- **Direction**: Reproduce each of the items below line for line, without changing a single character.

[BEGIN]

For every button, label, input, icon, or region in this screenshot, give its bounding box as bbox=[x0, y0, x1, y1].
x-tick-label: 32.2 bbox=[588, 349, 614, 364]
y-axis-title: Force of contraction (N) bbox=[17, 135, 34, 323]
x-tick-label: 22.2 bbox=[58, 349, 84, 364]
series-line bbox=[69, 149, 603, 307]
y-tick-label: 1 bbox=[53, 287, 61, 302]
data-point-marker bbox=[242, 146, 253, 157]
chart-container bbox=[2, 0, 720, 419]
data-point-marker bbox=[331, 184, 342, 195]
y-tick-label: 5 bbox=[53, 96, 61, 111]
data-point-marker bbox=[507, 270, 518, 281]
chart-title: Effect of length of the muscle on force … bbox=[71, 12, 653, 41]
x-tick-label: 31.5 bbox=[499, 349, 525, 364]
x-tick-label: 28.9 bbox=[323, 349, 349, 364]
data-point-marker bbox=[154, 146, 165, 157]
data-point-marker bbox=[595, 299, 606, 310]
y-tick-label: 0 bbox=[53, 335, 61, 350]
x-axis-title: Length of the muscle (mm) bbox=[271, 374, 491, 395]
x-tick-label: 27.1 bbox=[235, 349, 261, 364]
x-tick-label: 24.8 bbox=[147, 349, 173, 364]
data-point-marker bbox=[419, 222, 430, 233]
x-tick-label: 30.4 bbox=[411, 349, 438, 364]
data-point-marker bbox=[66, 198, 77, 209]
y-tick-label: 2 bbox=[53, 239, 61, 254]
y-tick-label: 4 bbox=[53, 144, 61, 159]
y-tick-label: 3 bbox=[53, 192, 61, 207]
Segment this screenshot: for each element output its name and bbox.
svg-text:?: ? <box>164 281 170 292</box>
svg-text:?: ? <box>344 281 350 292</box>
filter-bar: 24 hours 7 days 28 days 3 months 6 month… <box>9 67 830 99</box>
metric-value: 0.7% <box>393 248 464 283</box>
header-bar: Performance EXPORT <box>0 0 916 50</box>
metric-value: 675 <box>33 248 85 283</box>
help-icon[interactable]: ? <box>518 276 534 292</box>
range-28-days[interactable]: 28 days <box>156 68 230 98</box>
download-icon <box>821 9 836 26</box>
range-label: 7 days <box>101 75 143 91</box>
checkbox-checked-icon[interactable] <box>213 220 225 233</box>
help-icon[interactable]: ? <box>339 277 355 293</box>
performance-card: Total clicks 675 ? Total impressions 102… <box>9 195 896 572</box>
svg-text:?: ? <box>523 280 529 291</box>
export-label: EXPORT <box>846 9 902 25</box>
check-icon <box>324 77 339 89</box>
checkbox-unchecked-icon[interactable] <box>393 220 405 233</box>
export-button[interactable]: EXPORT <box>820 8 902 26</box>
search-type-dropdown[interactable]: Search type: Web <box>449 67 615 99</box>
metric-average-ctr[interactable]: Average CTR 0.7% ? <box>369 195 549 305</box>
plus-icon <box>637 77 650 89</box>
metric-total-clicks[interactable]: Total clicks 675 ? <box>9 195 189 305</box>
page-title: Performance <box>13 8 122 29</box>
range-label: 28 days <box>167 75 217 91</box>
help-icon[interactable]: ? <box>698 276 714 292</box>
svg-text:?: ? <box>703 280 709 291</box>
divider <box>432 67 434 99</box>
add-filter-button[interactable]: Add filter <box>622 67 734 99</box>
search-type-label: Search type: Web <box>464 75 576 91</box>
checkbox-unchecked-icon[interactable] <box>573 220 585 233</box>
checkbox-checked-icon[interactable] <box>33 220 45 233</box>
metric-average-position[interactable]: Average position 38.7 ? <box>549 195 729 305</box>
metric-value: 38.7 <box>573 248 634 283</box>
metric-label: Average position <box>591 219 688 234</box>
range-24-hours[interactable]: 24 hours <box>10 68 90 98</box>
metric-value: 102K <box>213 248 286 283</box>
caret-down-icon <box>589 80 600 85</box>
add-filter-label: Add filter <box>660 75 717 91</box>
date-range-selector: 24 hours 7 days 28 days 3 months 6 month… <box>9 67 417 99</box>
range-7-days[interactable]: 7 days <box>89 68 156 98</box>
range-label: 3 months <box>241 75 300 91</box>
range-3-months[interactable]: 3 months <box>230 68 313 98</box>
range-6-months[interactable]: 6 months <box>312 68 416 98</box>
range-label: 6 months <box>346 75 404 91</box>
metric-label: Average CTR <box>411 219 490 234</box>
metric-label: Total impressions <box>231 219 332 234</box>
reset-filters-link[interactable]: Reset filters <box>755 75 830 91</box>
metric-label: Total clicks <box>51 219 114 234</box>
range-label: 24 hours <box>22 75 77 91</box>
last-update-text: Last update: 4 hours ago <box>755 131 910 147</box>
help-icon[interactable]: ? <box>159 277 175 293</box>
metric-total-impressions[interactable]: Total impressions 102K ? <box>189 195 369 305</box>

[END]

- **Result for this exercise**:
For every button, label, input, icon, or region in this screenshot, give its bounding box as bbox=[x0, y0, x1, y1].
x-tick-label: 32.2 bbox=[588, 349, 614, 364]
y-axis-title: Force of contraction (N) bbox=[17, 135, 34, 323]
x-tick-label: 22.2 bbox=[58, 349, 84, 364]
series-line bbox=[69, 149, 603, 307]
y-tick-label: 1 bbox=[53, 287, 61, 302]
data-point-marker bbox=[242, 146, 253, 157]
chart-container bbox=[2, 0, 720, 419]
data-point-marker bbox=[331, 184, 342, 195]
y-tick-label: 5 bbox=[53, 96, 61, 111]
data-point-marker bbox=[507, 270, 518, 281]
chart-title: Effect of length of the muscle on force … bbox=[71, 12, 653, 41]
x-tick-label: 31.5 bbox=[499, 349, 525, 364]
x-tick-label: 28.9 bbox=[323, 349, 349, 364]
data-point-marker bbox=[154, 146, 165, 157]
data-point-marker bbox=[595, 299, 606, 310]
y-tick-label: 0 bbox=[53, 335, 61, 350]
x-axis-title: Length of the muscle (mm) bbox=[271, 374, 491, 395]
x-tick-label: 27.1 bbox=[235, 349, 261, 364]
x-tick-label: 24.8 bbox=[147, 349, 173, 364]
data-point-marker bbox=[419, 222, 430, 233]
x-tick-label: 30.4 bbox=[411, 349, 438, 364]
data-point-marker bbox=[66, 198, 77, 209]
y-tick-label: 2 bbox=[53, 239, 61, 254]
y-tick-label: 4 bbox=[53, 144, 61, 159]
y-tick-label: 3 bbox=[53, 192, 61, 207]
Segment this screenshot: for each element output its name and bbox.
svg-text:?: ? <box>164 281 170 292</box>
svg-text:?: ? <box>344 281 350 292</box>
filter-bar: 24 hours 7 days 28 days 3 months 6 month… <box>9 67 830 99</box>
metric-value: 0.7% <box>393 248 464 283</box>
header-bar: Performance EXPORT <box>0 0 916 50</box>
metric-value: 675 <box>33 248 85 283</box>
help-icon[interactable]: ? <box>518 276 534 292</box>
range-28-days[interactable]: 28 days <box>156 68 230 98</box>
download-icon <box>821 9 836 26</box>
range-label: 7 days <box>101 75 143 91</box>
checkbox-checked-icon[interactable] <box>213 220 225 233</box>
help-icon[interactable]: ? <box>339 277 355 293</box>
performance-card: Total clicks 675 ? Total impressions 102… <box>9 195 896 572</box>
svg-text:?: ? <box>523 280 529 291</box>
export-label: EXPORT <box>846 9 902 25</box>
check-icon <box>324 77 339 89</box>
checkbox-unchecked-icon[interactable] <box>393 220 405 233</box>
export-button[interactable]: EXPORT <box>820 8 902 26</box>
search-type-dropdown[interactable]: Search type: Web <box>449 67 615 99</box>
metric-average-ctr[interactable]: Average CTR 0.7% ? <box>369 195 549 305</box>
plus-icon <box>637 77 650 89</box>
metric-total-clicks[interactable]: Total clicks 675 ? <box>9 195 189 305</box>
page-title: Performance <box>13 8 122 29</box>
range-label: 28 days <box>167 75 217 91</box>
help-icon[interactable]: ? <box>698 276 714 292</box>
svg-text:?: ? <box>703 280 709 291</box>
divider <box>432 67 434 99</box>
add-filter-button[interactable]: Add filter <box>622 67 734 99</box>
search-type-label: Search type: Web <box>464 75 576 91</box>
checkbox-unchecked-icon[interactable] <box>573 220 585 233</box>
checkbox-checked-icon[interactable] <box>33 220 45 233</box>
metric-average-position[interactable]: Average position 38.7 ? <box>549 195 729 305</box>
metric-value: 38.7 <box>573 248 634 283</box>
metric-label: Average position <box>591 219 688 234</box>
range-24-hours[interactable]: 24 hours <box>10 68 90 98</box>
metric-value: 102K <box>213 248 286 283</box>
caret-down-icon <box>589 80 600 85</box>
add-filter-label: Add filter <box>660 75 717 91</box>
date-range-selector: 24 hours 7 days 28 days 3 months 6 month… <box>9 67 417 99</box>
range-7-days[interactable]: 7 days <box>89 68 156 98</box>
range-label: 3 months <box>241 75 300 91</box>
range-3-months[interactable]: 3 months <box>230 68 313 98</box>
range-6-months[interactable]: 6 months <box>312 68 416 98</box>
range-label: 6 months <box>346 75 404 91</box>
metric-label: Average CTR <box>411 219 490 234</box>
metric-label: Total impressions <box>231 219 332 234</box>
reset-filters-link[interactable]: Reset filters <box>755 75 830 91</box>
metric-label: Total clicks <box>51 219 114 234</box>
range-label: 24 hours <box>22 75 77 91</box>
last-update-text: Last update: 4 hours ago <box>755 131 910 147</box>
help-icon[interactable]: ? <box>159 277 175 293</box>
metric-total-impressions[interactable]: Total impressions 102K ? <box>189 195 369 305</box>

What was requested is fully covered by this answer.